* start Dataset extract *
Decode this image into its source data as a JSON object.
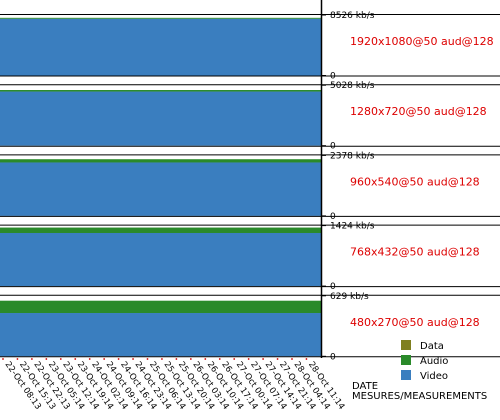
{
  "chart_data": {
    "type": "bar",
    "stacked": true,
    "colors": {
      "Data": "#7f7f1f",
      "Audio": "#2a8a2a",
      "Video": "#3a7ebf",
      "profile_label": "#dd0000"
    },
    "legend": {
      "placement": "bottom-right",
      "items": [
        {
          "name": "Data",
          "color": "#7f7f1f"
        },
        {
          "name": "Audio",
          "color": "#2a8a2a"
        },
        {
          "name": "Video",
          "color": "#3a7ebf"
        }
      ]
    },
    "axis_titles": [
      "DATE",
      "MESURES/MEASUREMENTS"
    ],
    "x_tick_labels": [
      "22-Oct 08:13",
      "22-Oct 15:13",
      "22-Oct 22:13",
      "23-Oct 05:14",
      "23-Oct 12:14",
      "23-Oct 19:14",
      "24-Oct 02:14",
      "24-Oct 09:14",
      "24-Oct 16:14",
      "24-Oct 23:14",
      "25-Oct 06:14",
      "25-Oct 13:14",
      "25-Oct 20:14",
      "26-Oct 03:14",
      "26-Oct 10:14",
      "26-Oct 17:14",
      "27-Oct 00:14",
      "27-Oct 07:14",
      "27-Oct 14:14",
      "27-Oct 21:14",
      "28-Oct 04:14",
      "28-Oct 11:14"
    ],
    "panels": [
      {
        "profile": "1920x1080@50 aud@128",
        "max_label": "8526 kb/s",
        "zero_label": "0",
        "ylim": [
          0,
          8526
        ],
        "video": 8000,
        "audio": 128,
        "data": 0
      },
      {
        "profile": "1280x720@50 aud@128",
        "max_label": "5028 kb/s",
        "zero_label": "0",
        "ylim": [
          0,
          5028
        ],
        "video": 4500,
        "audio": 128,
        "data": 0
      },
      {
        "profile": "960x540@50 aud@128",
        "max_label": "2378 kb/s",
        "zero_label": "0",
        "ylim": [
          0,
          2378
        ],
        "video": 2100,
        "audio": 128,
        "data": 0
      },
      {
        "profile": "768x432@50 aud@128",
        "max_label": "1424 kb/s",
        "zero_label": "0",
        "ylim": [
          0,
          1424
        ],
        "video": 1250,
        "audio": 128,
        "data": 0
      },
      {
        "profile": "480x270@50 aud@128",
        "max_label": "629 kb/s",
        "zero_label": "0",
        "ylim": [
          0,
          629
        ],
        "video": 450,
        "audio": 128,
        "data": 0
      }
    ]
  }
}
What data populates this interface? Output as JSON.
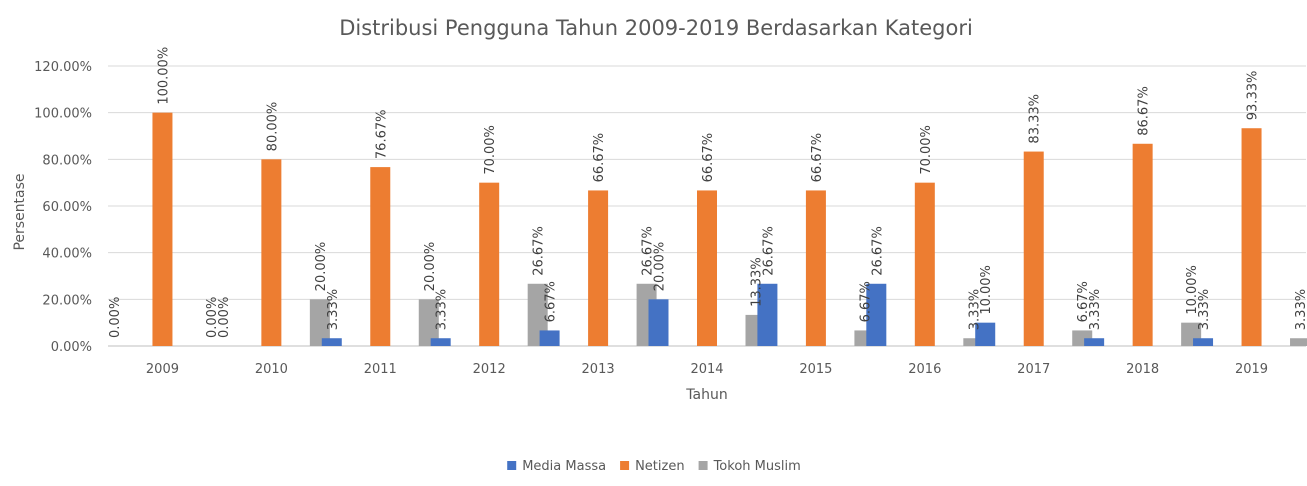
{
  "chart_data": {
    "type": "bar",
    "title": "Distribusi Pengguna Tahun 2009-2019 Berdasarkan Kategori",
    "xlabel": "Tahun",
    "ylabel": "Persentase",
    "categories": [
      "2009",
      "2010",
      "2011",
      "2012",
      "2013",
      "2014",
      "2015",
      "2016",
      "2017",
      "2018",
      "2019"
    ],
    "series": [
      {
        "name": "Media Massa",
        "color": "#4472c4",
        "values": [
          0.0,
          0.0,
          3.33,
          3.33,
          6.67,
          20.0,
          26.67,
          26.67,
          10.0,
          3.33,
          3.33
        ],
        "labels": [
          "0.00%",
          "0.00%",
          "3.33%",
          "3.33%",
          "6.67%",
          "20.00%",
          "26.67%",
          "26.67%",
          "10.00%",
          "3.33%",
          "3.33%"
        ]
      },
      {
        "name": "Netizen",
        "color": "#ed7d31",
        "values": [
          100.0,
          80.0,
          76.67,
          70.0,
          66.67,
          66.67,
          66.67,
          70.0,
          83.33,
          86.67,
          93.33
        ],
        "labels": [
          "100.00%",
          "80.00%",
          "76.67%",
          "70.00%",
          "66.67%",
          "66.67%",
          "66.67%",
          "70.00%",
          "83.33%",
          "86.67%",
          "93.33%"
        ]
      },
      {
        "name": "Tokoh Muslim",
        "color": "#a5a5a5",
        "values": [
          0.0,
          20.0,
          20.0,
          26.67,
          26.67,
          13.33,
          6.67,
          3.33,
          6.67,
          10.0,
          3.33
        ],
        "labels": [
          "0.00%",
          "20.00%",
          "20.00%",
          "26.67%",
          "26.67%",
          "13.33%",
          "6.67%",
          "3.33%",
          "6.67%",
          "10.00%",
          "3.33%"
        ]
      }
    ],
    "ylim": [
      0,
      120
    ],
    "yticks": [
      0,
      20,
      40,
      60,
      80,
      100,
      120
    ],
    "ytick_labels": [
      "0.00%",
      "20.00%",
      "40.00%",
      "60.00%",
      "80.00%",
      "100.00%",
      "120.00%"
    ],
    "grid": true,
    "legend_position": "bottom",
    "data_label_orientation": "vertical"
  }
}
* end Dataset extract *
- **Exercise description**
All of the entries above should be copied exactly, except for the pictures.

- **Solution for this task**
Decode this image into its source data as a JSON object.
{
  "chart_data": {
    "type": "bar",
    "stacked": true,
    "colors": {
      "Data": "#7f7f1f",
      "Audio": "#2a8a2a",
      "Video": "#3a7ebf",
      "profile_label": "#dd0000"
    },
    "legend": {
      "placement": "bottom-right",
      "items": [
        {
          "name": "Data",
          "color": "#7f7f1f"
        },
        {
          "name": "Audio",
          "color": "#2a8a2a"
        },
        {
          "name": "Video",
          "color": "#3a7ebf"
        }
      ]
    },
    "axis_titles": [
      "DATE",
      "MESURES/MEASUREMENTS"
    ],
    "x_tick_labels": [
      "22-Oct 08:13",
      "22-Oct 15:13",
      "22-Oct 22:13",
      "23-Oct 05:14",
      "23-Oct 12:14",
      "23-Oct 19:14",
      "24-Oct 02:14",
      "24-Oct 09:14",
      "24-Oct 16:14",
      "24-Oct 23:14",
      "25-Oct 06:14",
      "25-Oct 13:14",
      "25-Oct 20:14",
      "26-Oct 03:14",
      "26-Oct 10:14",
      "26-Oct 17:14",
      "27-Oct 00:14",
      "27-Oct 07:14",
      "27-Oct 14:14",
      "27-Oct 21:14",
      "28-Oct 04:14",
      "28-Oct 11:14"
    ],
    "panels": [
      {
        "profile": "1920x1080@50 aud@128",
        "max_label": "8526 kb/s",
        "zero_label": "0",
        "ylim": [
          0,
          8526
        ],
        "video": 8000,
        "audio": 128,
        "data": 0
      },
      {
        "profile": "1280x720@50 aud@128",
        "max_label": "5028 kb/s",
        "zero_label": "0",
        "ylim": [
          0,
          5028
        ],
        "video": 4500,
        "audio": 128,
        "data": 0
      },
      {
        "profile": "960x540@50 aud@128",
        "max_label": "2378 kb/s",
        "zero_label": "0",
        "ylim": [
          0,
          2378
        ],
        "video": 2100,
        "audio": 128,
        "data": 0
      },
      {
        "profile": "768x432@50 aud@128",
        "max_label": "1424 kb/s",
        "zero_label": "0",
        "ylim": [
          0,
          1424
        ],
        "video": 1250,
        "audio": 128,
        "data": 0
      },
      {
        "profile": "480x270@50 aud@128",
        "max_label": "629 kb/s",
        "zero_label": "0",
        "ylim": [
          0,
          629
        ],
        "video": 450,
        "audio": 128,
        "data": 0
      }
    ]
  }
}
What data populates this interface? Output as JSON.
{
  "chart_data": {
    "type": "bar",
    "title": "Distribusi Pengguna Tahun 2009-2019 Berdasarkan Kategori",
    "xlabel": "Tahun",
    "ylabel": "Persentase",
    "categories": [
      "2009",
      "2010",
      "2011",
      "2012",
      "2013",
      "2014",
      "2015",
      "2016",
      "2017",
      "2018",
      "2019"
    ],
    "series": [
      {
        "name": "Media Massa",
        "color": "#4472c4",
        "values": [
          0.0,
          0.0,
          3.33,
          3.33,
          6.67,
          20.0,
          26.67,
          26.67,
          10.0,
          3.33,
          3.33
        ],
        "labels": [
          "0.00%",
          "0.00%",
          "3.33%",
          "3.33%",
          "6.67%",
          "20.00%",
          "26.67%",
          "26.67%",
          "10.00%",
          "3.33%",
          "3.33%"
        ]
      },
      {
        "name": "Netizen",
        "color": "#ed7d31",
        "values": [
          100.0,
          80.0,
          76.67,
          70.0,
          66.67,
          66.67,
          66.67,
          70.0,
          83.33,
          86.67,
          93.33
        ],
        "labels": [
          "100.00%",
          "80.00%",
          "76.67%",
          "70.00%",
          "66.67%",
          "66.67%",
          "66.67%",
          "70.00%",
          "83.33%",
          "86.67%",
          "93.33%"
        ]
      },
      {
        "name": "Tokoh Muslim",
        "color": "#a5a5a5",
        "values": [
          0.0,
          20.0,
          20.0,
          26.67,
          26.67,
          13.33,
          6.67,
          3.33,
          6.67,
          10.0,
          3.33
        ],
        "labels": [
          "0.00%",
          "20.00%",
          "20.00%",
          "26.67%",
          "26.67%",
          "13.33%",
          "6.67%",
          "3.33%",
          "6.67%",
          "10.00%",
          "3.33%"
        ]
      }
    ],
    "ylim": [
      0,
      120
    ],
    "yticks": [
      0,
      20,
      40,
      60,
      80,
      100,
      120
    ],
    "ytick_labels": [
      "0.00%",
      "20.00%",
      "40.00%",
      "60.00%",
      "80.00%",
      "100.00%",
      "120.00%"
    ],
    "grid": true,
    "legend_position": "bottom",
    "data_label_orientation": "vertical"
  }
}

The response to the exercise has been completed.